■ GOAL ■
Determine how many lines below hold the string "text". Reply with the number alone.

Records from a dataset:

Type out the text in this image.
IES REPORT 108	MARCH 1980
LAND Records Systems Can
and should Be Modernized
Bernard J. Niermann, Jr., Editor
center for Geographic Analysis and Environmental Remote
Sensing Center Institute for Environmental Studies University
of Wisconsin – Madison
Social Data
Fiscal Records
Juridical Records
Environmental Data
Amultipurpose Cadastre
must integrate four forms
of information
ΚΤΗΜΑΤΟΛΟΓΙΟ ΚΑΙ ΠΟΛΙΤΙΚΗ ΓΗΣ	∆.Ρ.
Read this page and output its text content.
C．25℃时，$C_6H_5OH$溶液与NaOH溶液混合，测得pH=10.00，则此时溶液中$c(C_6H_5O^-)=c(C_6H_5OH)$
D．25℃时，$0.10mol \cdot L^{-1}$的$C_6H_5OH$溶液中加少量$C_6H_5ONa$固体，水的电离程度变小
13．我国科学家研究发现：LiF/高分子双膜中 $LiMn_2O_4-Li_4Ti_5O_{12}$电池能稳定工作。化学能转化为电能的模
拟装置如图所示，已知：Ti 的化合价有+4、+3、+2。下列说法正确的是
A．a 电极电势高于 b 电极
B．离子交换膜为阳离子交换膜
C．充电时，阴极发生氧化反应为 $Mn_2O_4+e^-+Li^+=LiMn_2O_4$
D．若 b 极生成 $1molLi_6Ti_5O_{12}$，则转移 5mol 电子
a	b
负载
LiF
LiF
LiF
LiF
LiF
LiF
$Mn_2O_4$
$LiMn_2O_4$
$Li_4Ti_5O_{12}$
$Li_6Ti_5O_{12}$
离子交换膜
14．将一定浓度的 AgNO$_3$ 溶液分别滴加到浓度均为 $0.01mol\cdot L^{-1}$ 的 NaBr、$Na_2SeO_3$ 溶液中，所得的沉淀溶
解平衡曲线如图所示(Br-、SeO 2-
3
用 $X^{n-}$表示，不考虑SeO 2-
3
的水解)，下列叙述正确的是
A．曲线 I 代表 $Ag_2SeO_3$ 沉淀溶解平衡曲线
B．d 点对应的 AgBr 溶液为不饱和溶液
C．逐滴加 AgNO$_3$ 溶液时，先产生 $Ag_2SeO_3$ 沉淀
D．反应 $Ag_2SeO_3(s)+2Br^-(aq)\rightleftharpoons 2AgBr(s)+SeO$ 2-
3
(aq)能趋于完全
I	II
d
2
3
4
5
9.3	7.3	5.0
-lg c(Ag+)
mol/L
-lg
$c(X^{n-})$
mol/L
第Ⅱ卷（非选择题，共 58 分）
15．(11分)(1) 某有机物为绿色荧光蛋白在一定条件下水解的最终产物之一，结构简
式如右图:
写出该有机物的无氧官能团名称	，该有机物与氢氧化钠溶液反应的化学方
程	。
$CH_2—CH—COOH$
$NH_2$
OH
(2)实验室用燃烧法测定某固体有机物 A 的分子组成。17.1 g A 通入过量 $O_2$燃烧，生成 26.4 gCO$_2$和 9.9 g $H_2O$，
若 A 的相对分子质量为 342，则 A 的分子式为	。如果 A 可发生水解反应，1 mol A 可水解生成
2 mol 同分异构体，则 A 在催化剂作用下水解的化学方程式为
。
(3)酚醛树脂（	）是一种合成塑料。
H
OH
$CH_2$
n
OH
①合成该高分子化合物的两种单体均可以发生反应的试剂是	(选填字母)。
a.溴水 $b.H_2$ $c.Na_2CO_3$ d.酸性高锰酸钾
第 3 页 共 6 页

■ RESULT OF THE EXERCISE ■
2